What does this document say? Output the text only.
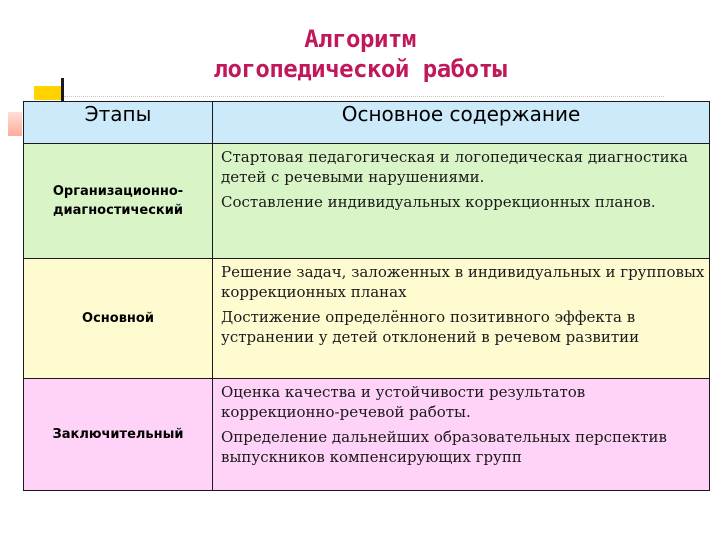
Алгоритм
логопедической работы
Этапы	Основное содержание
Организационно-диагностический	Стартовая педагогическая и логопедическая диагностика детей с речевыми нарушениями.

Составление индивидуальных коррекционных планов.

Основной	Решение задач, заложенных в индивидуальных и групповых коррекционных планах

Достижение определённого позитивного эффекта в устранении у детей отклонений в речевом развитии

Заключительный	Оценка качества и устойчивости результатов коррекционно-речевой работы.

Определение дальнейших образовательных перспектив выпускников компенсирующих групп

__Required work__:
From the records above, copy every line that holds the word "работы".

__Response to this exercise__:
логопедической работы
Заключительный	Оценка качества и устойчивости результатов коррекционно-речевой работы.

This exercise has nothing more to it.